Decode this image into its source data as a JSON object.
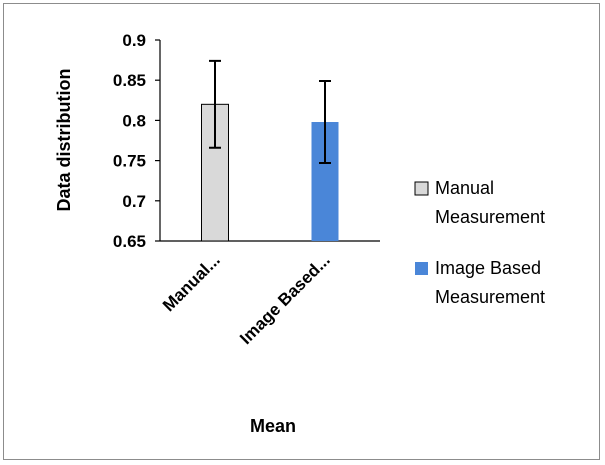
{
  "chart_data": {
    "type": "bar",
    "categories": [
      "Manual...",
      "Image Based..."
    ],
    "series": [
      {
        "values": [
          0.82,
          0.798
        ],
        "errors": [
          0.054,
          0.051
        ],
        "colors": [
          "#d9d9d9",
          "#4a86d8"
        ]
      }
    ],
    "ylim": [
      0.65,
      0.9
    ],
    "yticks": [
      0.9,
      0.85,
      0.8,
      0.75,
      0.7,
      0.65
    ],
    "ytick_labels": [
      "0.9",
      "0.85",
      "0.8",
      "0.75",
      "0.7",
      "0.65"
    ],
    "ylabel": "Data distribution",
    "xlabel": "Mean",
    "legend": {
      "position": "right",
      "entries": [
        {
          "line1": "Manual",
          "line2": "Measurement",
          "color": "#d9d9d9"
        },
        {
          "line1": "Image Based",
          "line2": "Measurement",
          "color": "#4a86d8"
        }
      ]
    }
  }
}
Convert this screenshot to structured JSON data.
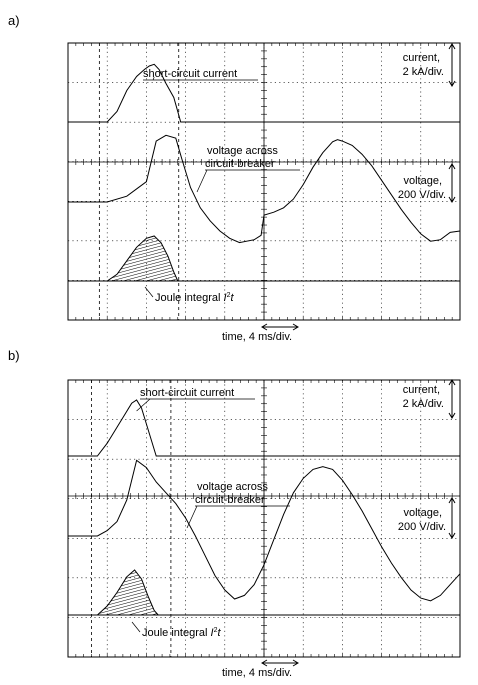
{
  "chart_data": [
    {
      "type": "line",
      "panel": "a)",
      "annotations": {
        "short_circuit_current": "short-circuit current",
        "voltage_line1": "voltage across",
        "voltage_line2": "circuit-breaker",
        "joule_prefix": "Joule integral ",
        "joule_symbol_i": "I",
        "joule_sup": "2",
        "joule_t": "t",
        "current_scale_1": "current,",
        "current_scale_2": "2 kA/div.",
        "voltage_scale_1": "voltage,",
        "voltage_scale_2": "200 V/div.",
        "time_axis": "time, 4 ms/div."
      },
      "x_unit": "ms",
      "x_range": [
        0,
        40
      ],
      "grid": true,
      "series": [
        {
          "key": "current",
          "unit": "kA",
          "points": [
            [
              0,
              0
            ],
            [
              4,
              0
            ],
            [
              5,
              0.6
            ],
            [
              6,
              1.8
            ],
            [
              7,
              2.6
            ],
            [
              7.8,
              3.0
            ],
            [
              8.3,
              3.2
            ],
            [
              8.8,
              3.3
            ],
            [
              9.3,
              3.0
            ],
            [
              10,
              2.2
            ],
            [
              10.8,
              1.4
            ],
            [
              11.5,
              0
            ],
            [
              40,
              0
            ]
          ]
        },
        {
          "key": "voltage",
          "unit": "V",
          "points": [
            [
              0,
              0
            ],
            [
              4,
              0
            ],
            [
              6,
              40
            ],
            [
              8,
              140
            ],
            [
              9,
              420
            ],
            [
              10,
              460
            ],
            [
              11,
              440
            ],
            [
              11.6,
              300
            ],
            [
              12.5,
              100
            ],
            [
              13.5,
              -40
            ],
            [
              14.5,
              -130
            ],
            [
              15.5,
              -200
            ],
            [
              16.5,
              -250
            ],
            [
              17.5,
              -280
            ],
            [
              19,
              -260
            ],
            [
              19.7,
              -230
            ],
            [
              20,
              -90
            ],
            [
              21,
              -70
            ],
            [
              22,
              -40
            ],
            [
              23,
              20
            ],
            [
              24,
              120
            ],
            [
              25,
              240
            ],
            [
              26,
              340
            ],
            [
              27,
              415
            ],
            [
              27.5,
              430
            ],
            [
              28,
              420
            ],
            [
              29,
              390
            ],
            [
              30,
              330
            ],
            [
              31,
              250
            ],
            [
              32,
              150
            ],
            [
              33,
              50
            ],
            [
              34,
              -50
            ],
            [
              35,
              -140
            ],
            [
              36,
              -220
            ],
            [
              37,
              -270
            ],
            [
              38,
              -260
            ],
            [
              39,
              -210
            ],
            [
              40,
              -200
            ]
          ]
        },
        {
          "key": "joule",
          "unit": "A²s",
          "points": [
            [
              0,
              0
            ],
            [
              4,
              0
            ],
            [
              5,
              0.15
            ],
            [
              6,
              0.45
            ],
            [
              7,
              0.75
            ],
            [
              8,
              0.95
            ],
            [
              8.8,
              1.0
            ],
            [
              9.5,
              0.85
            ],
            [
              10.2,
              0.55
            ],
            [
              10.8,
              0.2
            ],
            [
              11.2,
              0
            ],
            [
              40,
              0
            ]
          ]
        }
      ]
    },
    {
      "type": "line",
      "panel": "b)",
      "annotations": {
        "short_circuit_current": "short-circuit current",
        "voltage_line1": "voltage across",
        "voltage_line2": "circuit-breaker",
        "joule_prefix": "Joule integral ",
        "joule_symbol_i": "I",
        "joule_sup": "2",
        "joule_t": "t",
        "current_scale_1": "current,",
        "current_scale_2": "2 kA/div.",
        "voltage_scale_1": "voltage,",
        "voltage_scale_2": "200 V/div.",
        "time_axis": "time, 4 ms/div."
      },
      "x_unit": "ms",
      "x_range": [
        0,
        40
      ],
      "grid": true,
      "series": [
        {
          "key": "current",
          "unit": "kA",
          "points": [
            [
              0,
              0
            ],
            [
              3,
              0
            ],
            [
              4,
              0.8
            ],
            [
              5,
              1.8
            ],
            [
              6,
              2.8
            ],
            [
              6.5,
              3.3
            ],
            [
              7,
              3.5
            ],
            [
              7.5,
              3.0
            ],
            [
              8,
              2.0
            ],
            [
              8.5,
              1.0
            ],
            [
              9,
              0
            ],
            [
              40,
              0
            ]
          ]
        },
        {
          "key": "voltage",
          "unit": "V",
          "points": [
            [
              0,
              0
            ],
            [
              3,
              0
            ],
            [
              4,
              30
            ],
            [
              5,
              80
            ],
            [
              6,
              200
            ],
            [
              7,
              420
            ],
            [
              8,
              380
            ],
            [
              9,
              300
            ],
            [
              10,
              240
            ],
            [
              11,
              180
            ],
            [
              12,
              100
            ],
            [
              13,
              0
            ],
            [
              14,
              -110
            ],
            [
              15,
              -220
            ],
            [
              16,
              -300
            ],
            [
              17,
              -350
            ],
            [
              18,
              -330
            ],
            [
              19,
              -270
            ],
            [
              20,
              -160
            ],
            [
              21,
              -20
            ],
            [
              22,
              120
            ],
            [
              23,
              240
            ],
            [
              24,
              320
            ],
            [
              25,
              370
            ],
            [
              26,
              385
            ],
            [
              27,
              370
            ],
            [
              28,
              310
            ],
            [
              29,
              230
            ],
            [
              30,
              140
            ],
            [
              31,
              40
            ],
            [
              32,
              -60
            ],
            [
              33,
              -150
            ],
            [
              34,
              -230
            ],
            [
              35,
              -300
            ],
            [
              36,
              -345
            ],
            [
              37,
              -360
            ],
            [
              38,
              -330
            ],
            [
              39,
              -270
            ],
            [
              40,
              -210
            ]
          ]
        },
        {
          "key": "joule",
          "unit": "A²s",
          "points": [
            [
              0,
              0
            ],
            [
              3,
              0
            ],
            [
              4,
              0.2
            ],
            [
              5,
              0.5
            ],
            [
              6,
              0.85
            ],
            [
              6.8,
              1.0
            ],
            [
              7.5,
              0.8
            ],
            [
              8.2,
              0.4
            ],
            [
              8.8,
              0.1
            ],
            [
              9.2,
              0
            ],
            [
              40,
              0
            ]
          ]
        }
      ]
    }
  ]
}
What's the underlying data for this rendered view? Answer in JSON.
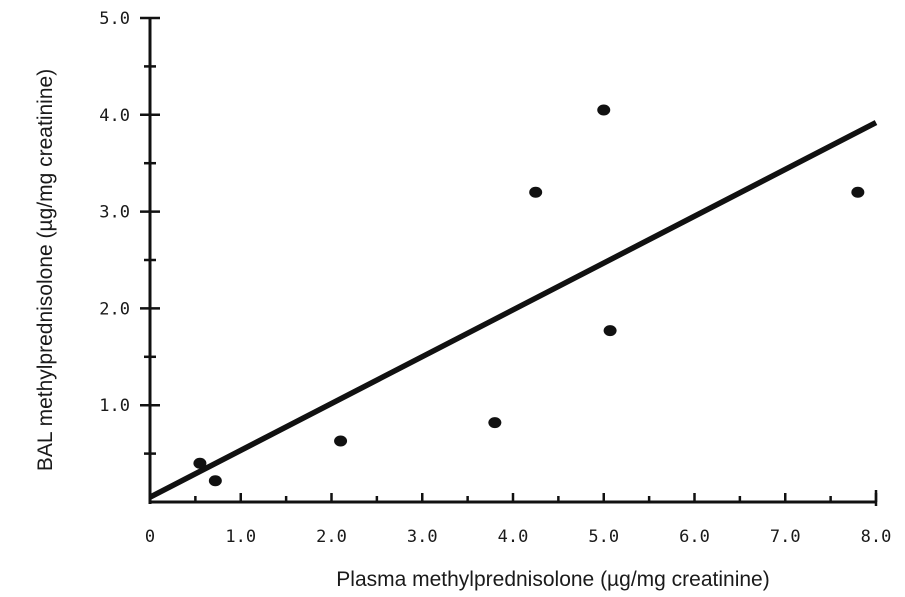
{
  "chart_data": {
    "type": "scatter",
    "xlabel": "Plasma methylprednisolone (µg/mg creatinine)",
    "ylabel": "BAL methylprednisolone (µg/mg creatinine)",
    "xlim": [
      0,
      8.0
    ],
    "ylim": [
      0,
      5.0
    ],
    "x_ticks": [
      "0",
      "1.0",
      "2.0",
      "3.0",
      "4.0",
      "5.0",
      "6.0",
      "7.0",
      "8.0"
    ],
    "y_ticks": [
      "1.0",
      "2.0",
      "3.0",
      "4.0",
      "5.0"
    ],
    "points": [
      {
        "x": 0.55,
        "y": 0.4
      },
      {
        "x": 0.72,
        "y": 0.22
      },
      {
        "x": 2.1,
        "y": 0.63
      },
      {
        "x": 3.8,
        "y": 0.82
      },
      {
        "x": 4.25,
        "y": 3.2
      },
      {
        "x": 5.0,
        "y": 4.05
      },
      {
        "x": 5.07,
        "y": 1.77
      },
      {
        "x": 7.8,
        "y": 3.2
      }
    ],
    "regression": {
      "x": [
        0,
        8.0
      ],
      "y": [
        0.05,
        3.92
      ]
    }
  }
}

----

Objective =>
Show all lines above holding "JSON".

Full response =>
Decode this image into its source data as a JSON object.
Convert this screenshot to structured JSON data.
What's the underlying data for this rendered view? Answer in JSON.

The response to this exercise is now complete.